Task prompt: In your copy, repeat the records exactly and leave out the pictures.
#### Extracted entries ####
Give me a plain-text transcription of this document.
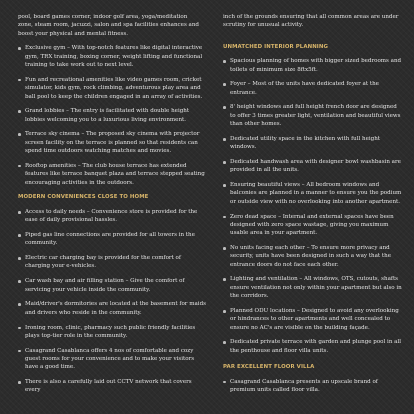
pool, board games corner, indoor golf area, yoga/meditation
zone, steam room, jacuzzi, salon and spa facilities enhances and
boost your physical and mental fitness.

Exclusive gym – With top-notch features like digital interactive gym, TRX training, boxing corner, weight lifting and functional training to take work out to next level.

Fun and recreational amenities like video games room, cricket simulator, kids gym, rock climbing, adventurous play area and ball pool to keep the children engaged in an array of activities.

Grand lobbies – The entry is facilitated with double height lobbies welcoming you to a luxurious living environment.

Terrace sky cinema – The proposed sky cinema with projector screen facility on the terrace is planned so that residents can spend time outdoors watching matches and movies.

Rooftop amenities – The club house terrace has extended features like terrace banquet plaza and terrace stepped seating encouraging activities in the outdoors.

MODERN CONVENIENCES CLOSE TO HOME

Access to daily needs – Convenience store is provided for the ease of daily provisional hassles.

Piped gas line connections are provided for all towers in the community.

Electric car charging bay is provided for the comfort of charging your e-vehicles.

Car wash bay and air filling station – Give the comfort of servicing your vehicle inside the community.

Maid/driver's dormitories are located at the basement for maids and drivers who reside in the community.

Ironing room, clinic, pharmacy such public friendly facilities plays top-tier role in the community.

Casagrand Casablanca offers 4 nos of comfortable and cozy guest rooms for your convenience and to make your visitors have a good time.

There is also a carefully laid out CCTV network that covers every

inch of the grounds ensuring that all common areas are under
scrutiny for unusual activity.

UNMATCHED INTERIOR PLANNING

Spacious planning of homes with bigger sized bedrooms and toilets of minimum size 8ftx5ft.

Foyer – Most of the units have dedicated foyer at the entrance.

8' height windows and full height french door are designed to offer 3 times greater light, ventilation and beautiful views than other homes.

Dedicated utility space in the kitchen with full height windows.

Dedicated handwash area with designer bowl washbasin are provided in all the units.

Ensuring beautiful views – All bedroom windows and balconies are planned in a manner to ensure you the podium or outside view with no overlooking into another apartment.

Zero dead space – Internal and external spaces have been designed with zero space wastage, giving you maximum usable area in your apartment.

No units facing each other – To ensure more privacy and security, units have been designed in such a way that the entrance doors do not face each other.

Lighting and ventilation – All windows, OTS, cutouts, shafts ensure ventilation not only within your apartment but also in the corridors.

Planned ODU locations – Designed to avoid any overlooking or hindrances to other apartments and well concealed to ensure no AC's are visible on the building façade.

Dedicated private terrace with garden and plunge pool in all the penthouse and floor villa units.

PAR EXCELLENT FLOOR VILLA

Casagrand Casablanca presents an upscale brand of premium units called floor villa.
####
Exercise solution:
Give me a plain-text transcription of this document.
pool, board games corner, indoor golf area, yoga/meditation
zone, steam room, jacuzzi, salon and spa facilities enhances and
boost your physical and mental fitness.

Exclusive gym – With top-notch features like digital interactive gym, TRX training, boxing corner, weight lifting and functional training to take work out to next level.

Fun and recreational amenities like video games room, cricket simulator, kids gym, rock climbing, adventurous play area and ball pool to keep the children engaged in an array of activities.

Grand lobbies – The entry is facilitated with double height lobbies welcoming you to a luxurious living environment.

Terrace sky cinema – The proposed sky cinema with projector screen facility on the terrace is planned so that residents can spend time outdoors watching matches and movies.

Rooftop amenities – The club house terrace has extended features like terrace banquet plaza and terrace stepped seating encouraging activities in the outdoors.

MODERN CONVENIENCES CLOSE TO HOME

Access to daily needs – Convenience store is provided for the ease of daily provisional hassles.

Piped gas line connections are provided for all towers in the community.

Electric car charging bay is provided for the comfort of charging your e-vehicles.

Car wash bay and air filling station – Give the comfort of servicing your vehicle inside the community.

Maid/driver's dormitories are located at the basement for maids and drivers who reside in the community.

Ironing room, clinic, pharmacy such public friendly facilities plays top-tier role in the community.

Casagrand Casablanca offers 4 nos of comfortable and cozy guest rooms for your convenience and to make your visitors have a good time.

There is also a carefully laid out CCTV network that covers every

inch of the grounds ensuring that all common areas are under
scrutiny for unusual activity.

UNMATCHED INTERIOR PLANNING

Spacious planning of homes with bigger sized bedrooms and toilets of minimum size 8ftx5ft.

Foyer – Most of the units have dedicated foyer at the entrance.

8' height windows and full height french door are designed to offer 3 times greater light, ventilation and beautiful views than other homes.

Dedicated utility space in the kitchen with full height windows.

Dedicated handwash area with designer bowl washbasin are provided in all the units.

Ensuring beautiful views – All bedroom windows and balconies are planned in a manner to ensure you the podium or outside view with no overlooking into another apartment.

Zero dead space – Internal and external spaces have been designed with zero space wastage, giving you maximum usable area in your apartment.

No units facing each other – To ensure more privacy and security, units have been designed in such a way that the entrance doors do not face each other.

Lighting and ventilation – All windows, OTS, cutouts, shafts ensure ventilation not only within your apartment but also in the corridors.

Planned ODU locations – Designed to avoid any overlooking or hindrances to other apartments and well concealed to ensure no AC's are visible on the building façade.

Dedicated private terrace with garden and plunge pool in all the penthouse and floor villa units.

PAR EXCELLENT FLOOR VILLA

Casagrand Casablanca presents an upscale brand of premium units called floor villa.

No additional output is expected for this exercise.